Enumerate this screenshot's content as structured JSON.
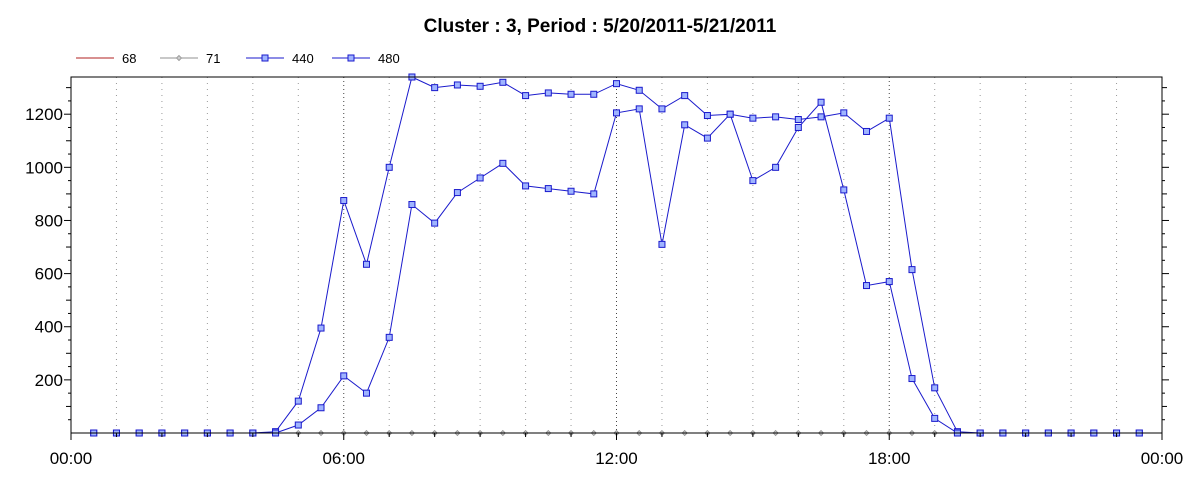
{
  "chart_data": {
    "type": "line",
    "title": "Cluster : 3, Period : 5/20/2011-5/21/2011",
    "xlabel": "",
    "ylabel": "",
    "x_ticks": [
      "00:00",
      "06:00",
      "12:00",
      "18:00",
      "00:00"
    ],
    "y_ticks": [
      200,
      400,
      600,
      800,
      1000,
      1200
    ],
    "xlim_hours": [
      0,
      24
    ],
    "ylim": [
      0,
      1340
    ],
    "grid": "vertical dotted",
    "legend_position": "top-left",
    "series": [
      {
        "name": "68",
        "color": "#b22222",
        "marker": "none",
        "x": [
          0.5,
          1.0,
          1.5,
          2.0,
          2.5,
          3.0,
          3.5,
          4.0,
          4.5,
          5.0,
          5.5,
          6.0,
          6.5,
          7.0,
          7.5,
          8.0,
          8.5,
          9.0,
          9.5,
          10.0,
          10.5,
          11.0,
          11.5,
          12.0,
          12.5,
          13.0,
          13.5,
          14.0,
          14.5,
          15.0,
          15.5,
          16.0,
          16.5,
          17.0,
          17.5,
          18.0,
          18.5,
          19.0,
          19.5,
          20.0,
          20.5,
          21.0,
          21.5,
          22.0,
          22.5,
          23.0,
          23.5
        ],
        "y": [
          0,
          0,
          0,
          0,
          0,
          0,
          0,
          0,
          0,
          0,
          0,
          0,
          0,
          0,
          0,
          0,
          0,
          0,
          0,
          0,
          0,
          0,
          0,
          0,
          0,
          0,
          0,
          0,
          0,
          0,
          0,
          0,
          0,
          0,
          0,
          0,
          0,
          0,
          0,
          0,
          0,
          0,
          0,
          0,
          0,
          0,
          0
        ]
      },
      {
        "name": "71",
        "color": "#909090",
        "marker": "diamond",
        "x": [
          0.5,
          1.0,
          1.5,
          2.0,
          2.5,
          3.0,
          3.5,
          4.0,
          4.5,
          5.0,
          5.5,
          6.0,
          6.5,
          7.0,
          7.5,
          8.0,
          8.5,
          9.0,
          9.5,
          10.0,
          10.5,
          11.0,
          11.5,
          12.0,
          12.5,
          13.0,
          13.5,
          14.0,
          14.5,
          15.0,
          15.5,
          16.0,
          16.5,
          17.0,
          17.5,
          18.0,
          18.5,
          19.0,
          19.5,
          20.0,
          20.5,
          21.0,
          21.5,
          22.0,
          22.5,
          23.0,
          23.5
        ],
        "y": [
          0,
          0,
          0,
          0,
          0,
          0,
          0,
          0,
          0,
          0,
          0,
          0,
          0,
          0,
          0,
          0,
          0,
          0,
          0,
          0,
          0,
          0,
          0,
          0,
          0,
          0,
          0,
          0,
          0,
          0,
          0,
          0,
          0,
          0,
          0,
          0,
          0,
          0,
          0,
          0,
          0,
          0,
          0,
          0,
          0,
          0,
          0
        ]
      },
      {
        "name": "440",
        "color": "#1a1acc",
        "marker": "square",
        "x": [
          0.5,
          1.0,
          1.5,
          2.0,
          2.5,
          3.0,
          3.5,
          4.0,
          4.5,
          5.0,
          5.5,
          6.0,
          6.5,
          7.0,
          7.5,
          8.0,
          8.5,
          9.0,
          9.5,
          10.0,
          10.5,
          11.0,
          11.5,
          12.0,
          12.5,
          13.0,
          13.5,
          14.0,
          14.5,
          15.0,
          15.5,
          16.0,
          16.5,
          17.0,
          17.5,
          18.0,
          18.5,
          19.0,
          19.5,
          20.0,
          20.5,
          21.0,
          21.5,
          22.0,
          22.5,
          23.0,
          23.5
        ],
        "y": [
          0,
          0,
          0,
          0,
          0,
          0,
          0,
          0,
          5,
          120,
          395,
          875,
          635,
          1000,
          1340,
          1300,
          1310,
          1305,
          1320,
          1270,
          1280,
          1275,
          1275,
          1315,
          1290,
          1220,
          1270,
          1195,
          1200,
          1185,
          1190,
          1180,
          1190,
          1205,
          1135,
          1185,
          615,
          170,
          5,
          0,
          0,
          0,
          0,
          0,
          0,
          0,
          0
        ]
      },
      {
        "name": "480",
        "color": "#1a1acc",
        "marker": "square",
        "x": [
          0.5,
          1.0,
          1.5,
          2.0,
          2.5,
          3.0,
          3.5,
          4.0,
          4.5,
          5.0,
          5.5,
          6.0,
          6.5,
          7.0,
          7.5,
          8.0,
          8.5,
          9.0,
          9.5,
          10.0,
          10.5,
          11.0,
          11.5,
          12.0,
          12.5,
          13.0,
          13.5,
          14.0,
          14.5,
          15.0,
          15.5,
          16.0,
          16.5,
          17.0,
          17.5,
          18.0,
          18.5,
          19.0,
          19.5,
          20.0,
          20.5,
          21.0,
          21.5,
          22.0,
          22.5,
          23.0,
          23.5
        ],
        "y": [
          0,
          0,
          0,
          0,
          0,
          0,
          0,
          0,
          0,
          30,
          95,
          215,
          150,
          360,
          860,
          790,
          905,
          960,
          1015,
          930,
          920,
          910,
          900,
          1205,
          1220,
          710,
          1160,
          1110,
          1200,
          950,
          1000,
          1150,
          1245,
          915,
          555,
          570,
          205,
          55,
          0,
          0,
          0,
          0,
          0,
          0,
          0,
          0,
          0
        ]
      }
    ]
  }
}
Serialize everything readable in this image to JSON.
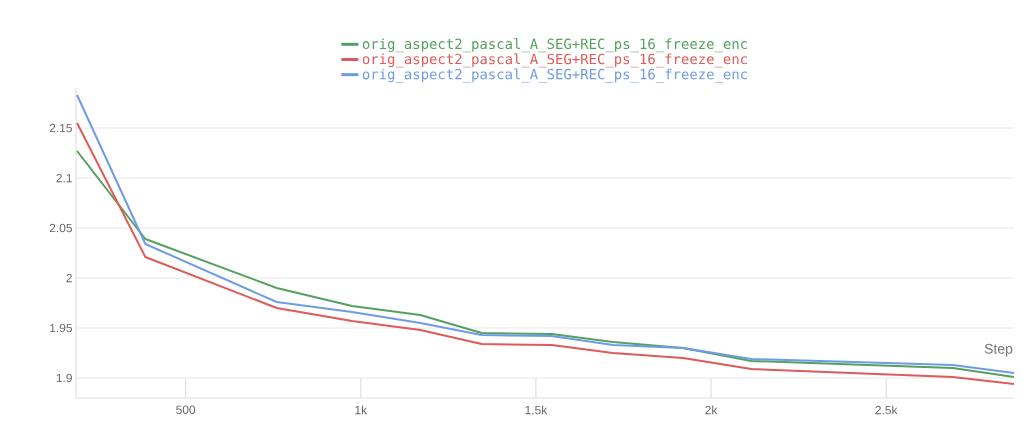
{
  "chart_data": {
    "type": "line",
    "xlabel": "Step",
    "x": [
      190,
      385,
      760,
      975,
      1170,
      1345,
      1545,
      1720,
      1920,
      2115,
      2690,
      2865
    ],
    "series": [
      {
        "name": "orig_aspect2_pascal_A_SEG+REC_ps_16_freeze_enc",
        "color": "#55a05f",
        "values": [
          2.127,
          2.039,
          1.99,
          1.972,
          1.963,
          1.945,
          1.944,
          1.936,
          1.93,
          1.917,
          1.91,
          1.901
        ]
      },
      {
        "name": "orig_aspect2_pascal_A_SEG+REC_ps_16_freeze_enc",
        "color": "#df5a5a",
        "values": [
          2.155,
          2.021,
          1.97,
          1.957,
          1.948,
          1.934,
          1.933,
          1.925,
          1.92,
          1.909,
          1.901,
          1.894
        ]
      },
      {
        "name": "orig_aspect2_pascal_A_SEG+REC_ps_16_freeze_enc",
        "color": "#6f9be6",
        "values": [
          2.183,
          2.034,
          1.976,
          1.966,
          1.955,
          1.943,
          1.942,
          1.933,
          1.93,
          1.919,
          1.913,
          1.905
        ]
      }
    ],
    "xlim": [
      187,
      2865
    ],
    "ylim": [
      1.88,
      2.19
    ],
    "xticks": [
      {
        "value": 500,
        "label": "500"
      },
      {
        "value": 1000,
        "label": "1k"
      },
      {
        "value": 1500,
        "label": "1.5k"
      },
      {
        "value": 2000,
        "label": "2k"
      },
      {
        "value": 2500,
        "label": "2.5k"
      }
    ],
    "yticks": [
      1.9,
      1.95,
      2,
      2.05,
      2.1,
      2.15
    ],
    "grid": "y",
    "legend": "top",
    "marker": "none",
    "line_style": "solid"
  }
}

WRITTEN REQUEST:
Set down the material above as is, without any pictures.

TASK RESPONSE:
Enumerate this screenshot's content as structured JSON.
{
  "chart_data": {
    "type": "line",
    "title": "Cluster : 3, Period : 5/20/2011-5/21/2011",
    "xlabel": "",
    "ylabel": "",
    "x_ticks": [
      "00:00",
      "06:00",
      "12:00",
      "18:00",
      "00:00"
    ],
    "y_ticks": [
      200,
      400,
      600,
      800,
      1000,
      1200
    ],
    "xlim_hours": [
      0,
      24
    ],
    "ylim": [
      0,
      1340
    ],
    "grid": "vertical dotted",
    "legend_position": "top-left",
    "series": [
      {
        "name": "68",
        "color": "#b22222",
        "marker": "none",
        "x": [
          0.5,
          1.0,
          1.5,
          2.0,
          2.5,
          3.0,
          3.5,
          4.0,
          4.5,
          5.0,
          5.5,
          6.0,
          6.5,
          7.0,
          7.5,
          8.0,
          8.5,
          9.0,
          9.5,
          10.0,
          10.5,
          11.0,
          11.5,
          12.0,
          12.5,
          13.0,
          13.5,
          14.0,
          14.5,
          15.0,
          15.5,
          16.0,
          16.5,
          17.0,
          17.5,
          18.0,
          18.5,
          19.0,
          19.5,
          20.0,
          20.5,
          21.0,
          21.5,
          22.0,
          22.5,
          23.0,
          23.5
        ],
        "y": [
          0,
          0,
          0,
          0,
          0,
          0,
          0,
          0,
          0,
          0,
          0,
          0,
          0,
          0,
          0,
          0,
          0,
          0,
          0,
          0,
          0,
          0,
          0,
          0,
          0,
          0,
          0,
          0,
          0,
          0,
          0,
          0,
          0,
          0,
          0,
          0,
          0,
          0,
          0,
          0,
          0,
          0,
          0,
          0,
          0,
          0,
          0
        ]
      },
      {
        "name": "71",
        "color": "#909090",
        "marker": "diamond",
        "x": [
          0.5,
          1.0,
          1.5,
          2.0,
          2.5,
          3.0,
          3.5,
          4.0,
          4.5,
          5.0,
          5.5,
          6.0,
          6.5,
          7.0,
          7.5,
          8.0,
          8.5,
          9.0,
          9.5,
          10.0,
          10.5,
          11.0,
          11.5,
          12.0,
          12.5,
          13.0,
          13.5,
          14.0,
          14.5,
          15.0,
          15.5,
          16.0,
          16.5,
          17.0,
          17.5,
          18.0,
          18.5,
          19.0,
          19.5,
          20.0,
          20.5,
          21.0,
          21.5,
          22.0,
          22.5,
          23.0,
          23.5
        ],
        "y": [
          0,
          0,
          0,
          0,
          0,
          0,
          0,
          0,
          0,
          0,
          0,
          0,
          0,
          0,
          0,
          0,
          0,
          0,
          0,
          0,
          0,
          0,
          0,
          0,
          0,
          0,
          0,
          0,
          0,
          0,
          0,
          0,
          0,
          0,
          0,
          0,
          0,
          0,
          0,
          0,
          0,
          0,
          0,
          0,
          0,
          0,
          0
        ]
      },
      {
        "name": "440",
        "color": "#1a1acc",
        "marker": "square",
        "x": [
          0.5,
          1.0,
          1.5,
          2.0,
          2.5,
          3.0,
          3.5,
          4.0,
          4.5,
          5.0,
          5.5,
          6.0,
          6.5,
          7.0,
          7.5,
          8.0,
          8.5,
          9.0,
          9.5,
          10.0,
          10.5,
          11.0,
          11.5,
          12.0,
          12.5,
          13.0,
          13.5,
          14.0,
          14.5,
          15.0,
          15.5,
          16.0,
          16.5,
          17.0,
          17.5,
          18.0,
          18.5,
          19.0,
          19.5,
          20.0,
          20.5,
          21.0,
          21.5,
          22.0,
          22.5,
          23.0,
          23.5
        ],
        "y": [
          0,
          0,
          0,
          0,
          0,
          0,
          0,
          0,
          5,
          120,
          395,
          875,
          635,
          1000,
          1340,
          1300,
          1310,
          1305,
          1320,
          1270,
          1280,
          1275,
          1275,
          1315,
          1290,
          1220,
          1270,
          1195,
          1200,
          1185,
          1190,
          1180,
          1190,
          1205,
          1135,
          1185,
          615,
          170,
          5,
          0,
          0,
          0,
          0,
          0,
          0,
          0,
          0
        ]
      },
      {
        "name": "480",
        "color": "#1a1acc",
        "marker": "square",
        "x": [
          0.5,
          1.0,
          1.5,
          2.0,
          2.5,
          3.0,
          3.5,
          4.0,
          4.5,
          5.0,
          5.5,
          6.0,
          6.5,
          7.0,
          7.5,
          8.0,
          8.5,
          9.0,
          9.5,
          10.0,
          10.5,
          11.0,
          11.5,
          12.0,
          12.5,
          13.0,
          13.5,
          14.0,
          14.5,
          15.0,
          15.5,
          16.0,
          16.5,
          17.0,
          17.5,
          18.0,
          18.5,
          19.0,
          19.5,
          20.0,
          20.5,
          21.0,
          21.5,
          22.0,
          22.5,
          23.0,
          23.5
        ],
        "y": [
          0,
          0,
          0,
          0,
          0,
          0,
          0,
          0,
          0,
          30,
          95,
          215,
          150,
          360,
          860,
          790,
          905,
          960,
          1015,
          930,
          920,
          910,
          900,
          1205,
          1220,
          710,
          1160,
          1110,
          1200,
          950,
          1000,
          1150,
          1245,
          915,
          555,
          570,
          205,
          55,
          0,
          0,
          0,
          0,
          0,
          0,
          0,
          0,
          0
        ]
      }
    ]
  }
}
Serialize everything readable in this image to JSON.
{
  "chart_data": {
    "type": "line",
    "xlabel": "Step",
    "x": [
      190,
      385,
      760,
      975,
      1170,
      1345,
      1545,
      1720,
      1920,
      2115,
      2690,
      2865
    ],
    "series": [
      {
        "name": "orig_aspect2_pascal_A_SEG+REC_ps_16_freeze_enc",
        "color": "#55a05f",
        "values": [
          2.127,
          2.039,
          1.99,
          1.972,
          1.963,
          1.945,
          1.944,
          1.936,
          1.93,
          1.917,
          1.91,
          1.901
        ]
      },
      {
        "name": "orig_aspect2_pascal_A_SEG+REC_ps_16_freeze_enc",
        "color": "#df5a5a",
        "values": [
          2.155,
          2.021,
          1.97,
          1.957,
          1.948,
          1.934,
          1.933,
          1.925,
          1.92,
          1.909,
          1.901,
          1.894
        ]
      },
      {
        "name": "orig_aspect2_pascal_A_SEG+REC_ps_16_freeze_enc",
        "color": "#6f9be6",
        "values": [
          2.183,
          2.034,
          1.976,
          1.966,
          1.955,
          1.943,
          1.942,
          1.933,
          1.93,
          1.919,
          1.913,
          1.905
        ]
      }
    ],
    "xlim": [
      187,
      2865
    ],
    "ylim": [
      1.88,
      2.19
    ],
    "xticks": [
      {
        "value": 500,
        "label": "500"
      },
      {
        "value": 1000,
        "label": "1k"
      },
      {
        "value": 1500,
        "label": "1.5k"
      },
      {
        "value": 2000,
        "label": "2k"
      },
      {
        "value": 2500,
        "label": "2.5k"
      }
    ],
    "yticks": [
      1.9,
      1.95,
      2,
      2.05,
      2.1,
      2.15
    ],
    "grid": "y",
    "legend": "top",
    "marker": "none",
    "line_style": "solid"
  }
}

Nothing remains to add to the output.